Exercise text:
§

Hopefully it’s not breaking news when we say URL reliability isn’t an absolute security measure. Consider homograph attacks—where malicious URLs bait users by deceptively misspelling a legitimate site (for example, being lured to mrns.com when you thought you were visiting the M&Ms site, mms.com)—or DNS hijacking, where DNS queries are resolved incorrectly so users are unknowingly redirected to infected sites.
Phishing’s nothing new, and continues to leverage a variety of tactics to trick users into divulging sensitive information, downloading, or traveling to malicious content—usually by clicking a link or opening an attached file. Browser-in-the-browser attacks are proving effective because this ploy is nearly invisible to the naked eye. As it turns out, fabricating a malicious version of a pop-up window is fairly simple with some handy HTML/CSS skills.
TechTarget projects 80% of cyber attacks this year (2022) will result from phishing scams. We’ll talk about what you need to know about this new attack method and how you can protect yourself—and your data—from a trap easily walked into if you’re not paying attention.
In this article, we’ll cover:
What Are MITB Attacks?
What Are BITB attacks?
How does BITB work?
What We’ve Seen So Far….
What Are MITB Attacks?
A Man-in-the-browser attack is a type of Man-in-the-middle attack. When two trusting parties communicate, the attacker inserts themselves into the communication channel in between by compromising one of the party’s web browsers. They typically eavesdrop, steal data, or tamper with the session. Usually, this results in financial fraud in which internet banking services are manipulated.
For this kind of attack, they may take advantage of any security vulnerabilities or manipulate browser functionality by changing what’s on the website or getting information. Malware is an attack vector commonly used to achieve this—namely, a Trojan horse attack.
What Are BITB Attacks?
BITB attacks simulate a browser window popping up within another browser (browse-ception?) to spoof a legitimate domain. SSO (Single sign-on) is an increasingly common way users are accessing many of their sites. This attack disguises its credential theft method by appearing to be your 3rd party sign-on.
You’ve likely been through this motion. You connect to a website and a small browser window pops up and asks for Apple, Microsoft, Google, Facebook, or other credentials to log you in. You don’t have to remember, create, or reset—for the 5th time this week—yet another password for a site. Below is an image example of the nearly indistinguishable difference between a real and malicious pop-up sign-on, provided by ThreatPost.

§

Excerpted records:
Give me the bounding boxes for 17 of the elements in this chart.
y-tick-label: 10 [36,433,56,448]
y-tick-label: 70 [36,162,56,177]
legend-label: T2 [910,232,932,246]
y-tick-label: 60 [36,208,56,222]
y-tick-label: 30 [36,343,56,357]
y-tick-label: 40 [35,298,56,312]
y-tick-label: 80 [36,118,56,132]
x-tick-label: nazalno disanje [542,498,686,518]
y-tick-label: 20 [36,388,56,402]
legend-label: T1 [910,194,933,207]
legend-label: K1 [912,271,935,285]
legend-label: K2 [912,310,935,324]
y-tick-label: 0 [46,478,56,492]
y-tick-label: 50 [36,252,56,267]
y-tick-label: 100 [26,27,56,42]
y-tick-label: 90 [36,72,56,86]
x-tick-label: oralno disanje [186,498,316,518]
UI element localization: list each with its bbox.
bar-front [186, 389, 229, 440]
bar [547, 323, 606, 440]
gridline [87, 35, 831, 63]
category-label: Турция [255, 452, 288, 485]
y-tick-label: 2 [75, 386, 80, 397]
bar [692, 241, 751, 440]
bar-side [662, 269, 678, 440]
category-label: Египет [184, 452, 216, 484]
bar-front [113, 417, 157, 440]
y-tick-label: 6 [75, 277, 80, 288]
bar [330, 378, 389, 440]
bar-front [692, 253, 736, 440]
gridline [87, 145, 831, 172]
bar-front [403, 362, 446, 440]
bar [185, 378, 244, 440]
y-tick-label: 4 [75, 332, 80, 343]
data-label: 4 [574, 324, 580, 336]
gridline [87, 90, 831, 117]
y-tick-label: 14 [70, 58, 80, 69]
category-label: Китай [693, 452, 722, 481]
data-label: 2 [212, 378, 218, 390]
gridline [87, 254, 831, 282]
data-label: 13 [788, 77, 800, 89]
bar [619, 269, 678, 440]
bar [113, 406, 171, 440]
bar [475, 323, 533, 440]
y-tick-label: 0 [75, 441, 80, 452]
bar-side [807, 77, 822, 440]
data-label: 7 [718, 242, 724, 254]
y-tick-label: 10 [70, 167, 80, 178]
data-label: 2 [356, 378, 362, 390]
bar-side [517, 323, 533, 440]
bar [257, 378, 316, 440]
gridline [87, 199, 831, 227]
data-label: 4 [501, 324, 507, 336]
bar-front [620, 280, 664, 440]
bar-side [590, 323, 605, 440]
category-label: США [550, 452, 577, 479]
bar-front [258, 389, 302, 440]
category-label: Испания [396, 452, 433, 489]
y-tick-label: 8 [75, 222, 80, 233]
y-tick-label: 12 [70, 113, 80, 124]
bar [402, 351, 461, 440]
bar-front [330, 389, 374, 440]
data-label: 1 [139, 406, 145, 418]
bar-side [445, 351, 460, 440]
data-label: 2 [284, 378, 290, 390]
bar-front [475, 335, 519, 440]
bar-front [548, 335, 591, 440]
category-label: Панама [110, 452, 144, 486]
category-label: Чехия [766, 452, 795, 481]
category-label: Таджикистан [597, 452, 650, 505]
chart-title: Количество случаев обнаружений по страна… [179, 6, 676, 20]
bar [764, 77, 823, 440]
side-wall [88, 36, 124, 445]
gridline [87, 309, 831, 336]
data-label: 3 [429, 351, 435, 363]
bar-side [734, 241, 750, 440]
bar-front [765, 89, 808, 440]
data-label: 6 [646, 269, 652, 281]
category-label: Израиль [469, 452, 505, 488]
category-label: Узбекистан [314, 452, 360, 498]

§

Instructions to follow: Rewrite everything from "Phishing’s nothing new, and" down to "handy HTML/CSS skills." in the article on browser-in-the-browser attacks, swapping "pop-up window" for "login window".

Exercise solution:
Phishing’s nothing new, and continues to leverage a variety of tactics to trick users into divulging sensitive information, downloading, or traveling to malicious content—usually by clicking a link or opening an attached file. Browser-in-the-browser attacks are proving effective because this ploy is nearly invisible to the naked eye. As it turns out, fabricating a malicious version of a login window is fairly simple with some handy HTML/CSS skills.